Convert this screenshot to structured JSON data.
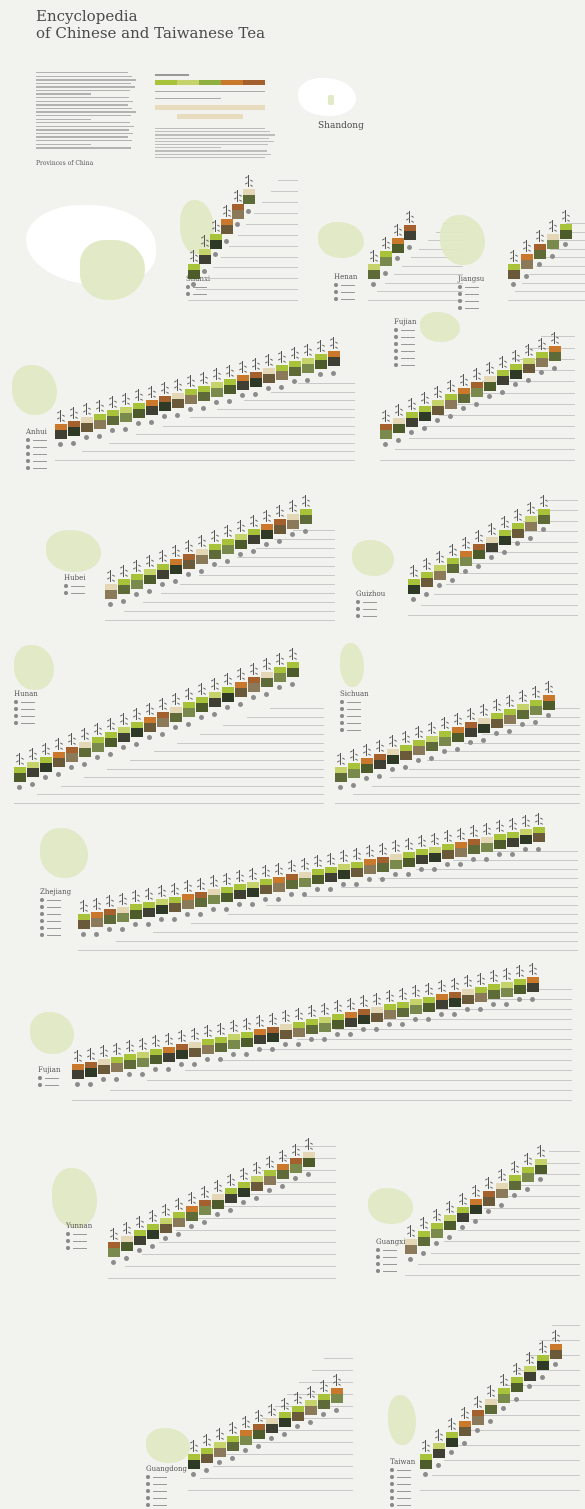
{
  "title": {
    "line1": "Encyclopedia",
    "line2": "of Chinese and Taiwanese Tea"
  },
  "provinces_heading": "Provinces of China",
  "featured": "Shandong",
  "colors": {
    "green": "#a8c23a",
    "lightgreen": "#c6d36a",
    "orange": "#c9782c",
    "brown": "#a5612d",
    "tan": "#e3d7b6",
    "dark": "#3a3a2e",
    "leaf": "#5a6b2e"
  },
  "sections": [
    {
      "name": "Shanxi"
    },
    {
      "name": "Henan"
    },
    {
      "name": "Jiangsu"
    },
    {
      "name": "Anhui"
    },
    {
      "name": "Fujian"
    },
    {
      "name": "Hubei"
    },
    {
      "name": "Guizhou"
    },
    {
      "name": "Hunan"
    },
    {
      "name": "Sichuan"
    },
    {
      "name": "Zhejiang"
    },
    {
      "name": "Fujian"
    },
    {
      "name": "Yunnan"
    },
    {
      "name": "Guangxi"
    },
    {
      "name": "Guangdong"
    },
    {
      "name": "Taiwan"
    }
  ]
}
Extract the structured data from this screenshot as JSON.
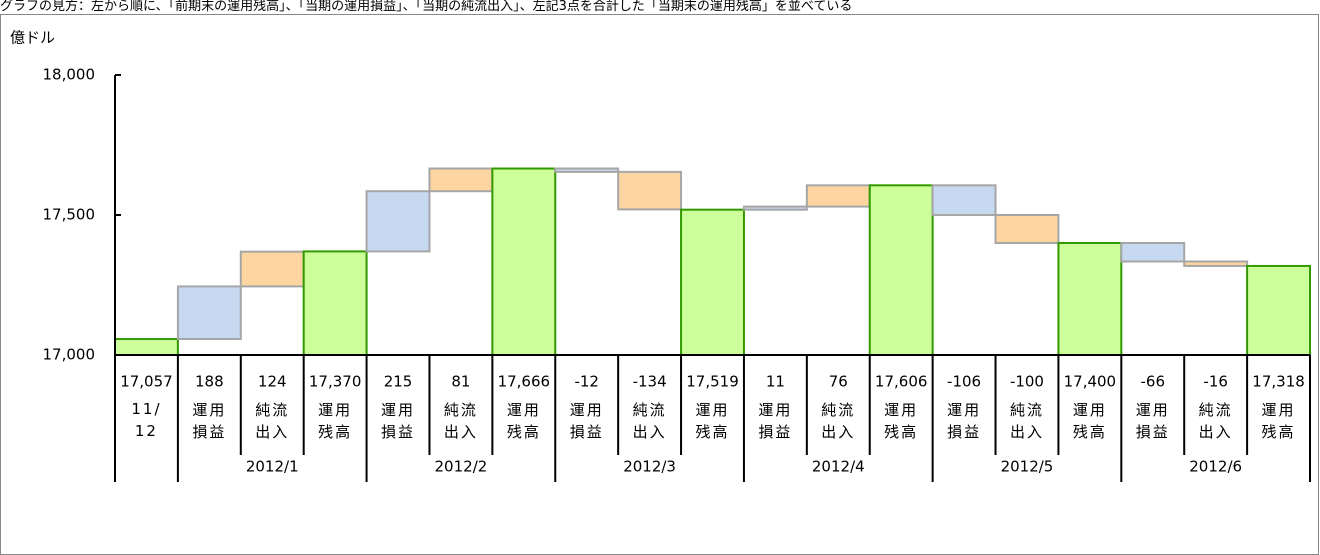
{
  "chart_data": {
    "type": "waterfall",
    "subtitle": "グラフの見方：左から順に、「前期末の運用残高」、「当期の運用損益」、「当期の純流出入」、左記3点を合計した「当期末の運用残高」を並べている",
    "y_label": "億ドル",
    "categories": [
      "11/12",
      "運用損益",
      "純流出入",
      "運用残高",
      "運用損益",
      "純流出入",
      "運用残高",
      "運用損益",
      "純流出入",
      "運用残高",
      "運用損益",
      "純流出入",
      "運用残高",
      "運用損益",
      "純流出入",
      "運用残高",
      "運用損益",
      "純流出入",
      "運用残高"
    ],
    "groups": [
      "2012/1",
      "2012/2",
      "2012/3",
      "2012/4",
      "2012/5",
      "2012/6"
    ],
    "values": [
      17057,
      188,
      124,
      17370,
      215,
      81,
      17666,
      -12,
      -134,
      17519,
      11,
      76,
      17606,
      -106,
      -100,
      17400,
      -66,
      -16,
      17318
    ],
    "value_labels": [
      "17,057",
      "188",
      "124",
      "17,370",
      "215",
      "81",
      "17,666",
      "-12",
      "-134",
      "17,519",
      "11",
      "76",
      "17,606",
      "-106",
      "-100",
      "17,400",
      "-66",
      "-16",
      "17,318"
    ],
    "colors": [
      "#ccff99",
      "#c6d9f1",
      "#fcd5a0",
      "#ccff99",
      "#c6d9f1",
      "#fcd5a0",
      "#ccff99",
      "#c6d9f1",
      "#fcd5a0",
      "#ccff99",
      "#c6d9f1",
      "#fcd5a0",
      "#ccff99",
      "#c6d9f1",
      "#fcd5a0",
      "#ccff99",
      "#c6d9f1",
      "#fcd5a0",
      "#ccff99"
    ],
    "total_color": "#ccff99",
    "ylim": [
      17000,
      18000
    ],
    "yticks": [
      {
        "value": 17000,
        "label": "17,000"
      },
      {
        "value": 17500,
        "label": "17,500"
      },
      {
        "value": 18000,
        "label": "18,000"
      }
    ]
  }
}
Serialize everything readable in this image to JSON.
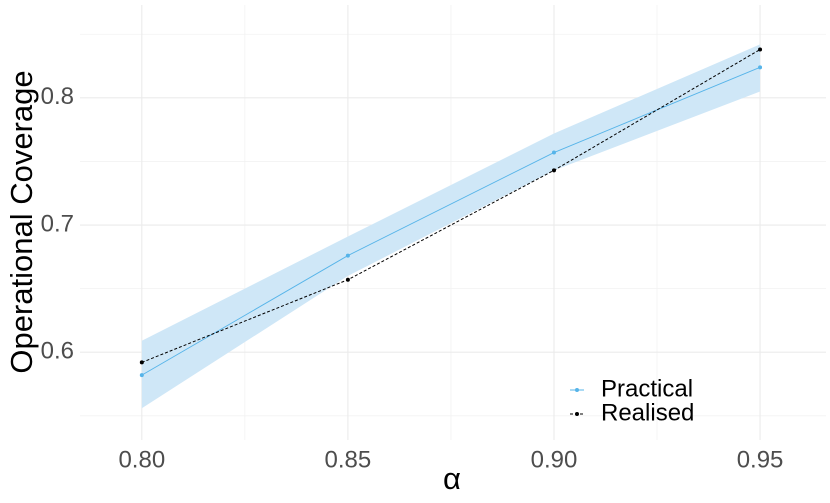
{
  "chart_data": {
    "type": "line",
    "x_label": "α",
    "y_label": "Operational Coverage",
    "x": [
      0.8,
      0.85,
      0.9,
      0.95
    ],
    "series": [
      {
        "name": "Practical",
        "color": "#56b4e9",
        "values": [
          0.582,
          0.676,
          0.757,
          0.824
        ],
        "lower": [
          0.556,
          0.66,
          0.743,
          0.805
        ],
        "upper": [
          0.609,
          0.691,
          0.772,
          0.842
        ],
        "band_color": "#cfe7f7",
        "dash": false
      },
      {
        "name": "Realised",
        "color": "#000000",
        "values": [
          0.592,
          0.657,
          0.743,
          0.838
        ],
        "dash": true
      }
    ],
    "xlim": [
      0.785,
      0.966
    ],
    "ylim": [
      0.531,
      0.873
    ],
    "xticks": [
      {
        "value": 0.8,
        "label": "0.80"
      },
      0.85,
      {
        "value": 0.9,
        "label": "0.90"
      },
      0.95
    ],
    "yticks": [
      0.6,
      0.7,
      0.8
    ],
    "grid": true,
    "legend": "bottom-right"
  }
}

## Job
Repeat the preceding records precisely, and leave every picture out of the copy.

## Response
Convert this screenshot to structured JSON data.
{
  "title": {
    "line1": "Encyclopedia",
    "line2": "of Chinese and Taiwanese Tea"
  },
  "provinces_heading": "Provinces of China",
  "featured": "Shandong",
  "colors": {
    "green": "#a8c23a",
    "lightgreen": "#c6d36a",
    "orange": "#c9782c",
    "brown": "#a5612d",
    "tan": "#e3d7b6",
    "dark": "#3a3a2e",
    "leaf": "#5a6b2e"
  },
  "sections": [
    {
      "name": "Shanxi"
    },
    {
      "name": "Henan"
    },
    {
      "name": "Jiangsu"
    },
    {
      "name": "Anhui"
    },
    {
      "name": "Fujian"
    },
    {
      "name": "Hubei"
    },
    {
      "name": "Guizhou"
    },
    {
      "name": "Hunan"
    },
    {
      "name": "Sichuan"
    },
    {
      "name": "Zhejiang"
    },
    {
      "name": "Fujian"
    },
    {
      "name": "Yunnan"
    },
    {
      "name": "Guangxi"
    },
    {
      "name": "Guangdong"
    },
    {
      "name": "Taiwan"
    }
  ]
}
Extract the structured data from this screenshot as JSON.
{
  "chart_data": {
    "type": "waterfall",
    "subtitle": "グラフの見方：左から順に、「前期末の運用残高」、「当期の運用損益」、「当期の純流出入」、左記3点を合計した「当期末の運用残高」を並べている",
    "y_label": "億ドル",
    "categories": [
      "11/12",
      "運用損益",
      "純流出入",
      "運用残高",
      "運用損益",
      "純流出入",
      "運用残高",
      "運用損益",
      "純流出入",
      "運用残高",
      "運用損益",
      "純流出入",
      "運用残高",
      "運用損益",
      "純流出入",
      "運用残高",
      "運用損益",
      "純流出入",
      "運用残高"
    ],
    "groups": [
      "2012/1",
      "2012/2",
      "2012/3",
      "2012/4",
      "2012/5",
      "2012/6"
    ],
    "values": [
      17057,
      188,
      124,
      17370,
      215,
      81,
      17666,
      -12,
      -134,
      17519,
      11,
      76,
      17606,
      -106,
      -100,
      17400,
      -66,
      -16,
      17318
    ],
    "value_labels": [
      "17,057",
      "188",
      "124",
      "17,370",
      "215",
      "81",
      "17,666",
      "-12",
      "-134",
      "17,519",
      "11",
      "76",
      "17,606",
      "-106",
      "-100",
      "17,400",
      "-66",
      "-16",
      "17,318"
    ],
    "colors": [
      "#ccff99",
      "#c6d9f1",
      "#fcd5a0",
      "#ccff99",
      "#c6d9f1",
      "#fcd5a0",
      "#ccff99",
      "#c6d9f1",
      "#fcd5a0",
      "#ccff99",
      "#c6d9f1",
      "#fcd5a0",
      "#ccff99",
      "#c6d9f1",
      "#fcd5a0",
      "#ccff99",
      "#c6d9f1",
      "#fcd5a0",
      "#ccff99"
    ],
    "total_color": "#ccff99",
    "ylim": [
      17000,
      18000
    ],
    "yticks": [
      {
        "value": 17000,
        "label": "17,000"
      },
      {
        "value": 17500,
        "label": "17,500"
      },
      {
        "value": 18000,
        "label": "18,000"
      }
    ]
  }
}
Serialize everything readable in this image to JSON.
{
  "chart_data": {
    "type": "line",
    "x_label": "α",
    "y_label": "Operational Coverage",
    "x": [
      0.8,
      0.85,
      0.9,
      0.95
    ],
    "series": [
      {
        "name": "Practical",
        "color": "#56b4e9",
        "values": [
          0.582,
          0.676,
          0.757,
          0.824
        ],
        "lower": [
          0.556,
          0.66,
          0.743,
          0.805
        ],
        "upper": [
          0.609,
          0.691,
          0.772,
          0.842
        ],
        "band_color": "#cfe7f7",
        "dash": false
      },
      {
        "name": "Realised",
        "color": "#000000",
        "values": [
          0.592,
          0.657,
          0.743,
          0.838
        ],
        "dash": true
      }
    ],
    "xlim": [
      0.785,
      0.966
    ],
    "ylim": [
      0.531,
      0.873
    ],
    "xticks": [
      {
        "value": 0.8,
        "label": "0.80"
      },
      0.85,
      {
        "value": 0.9,
        "label": "0.90"
      },
      0.95
    ],
    "yticks": [
      0.6,
      0.7,
      0.8
    ],
    "grid": true,
    "legend": "bottom-right"
  }
}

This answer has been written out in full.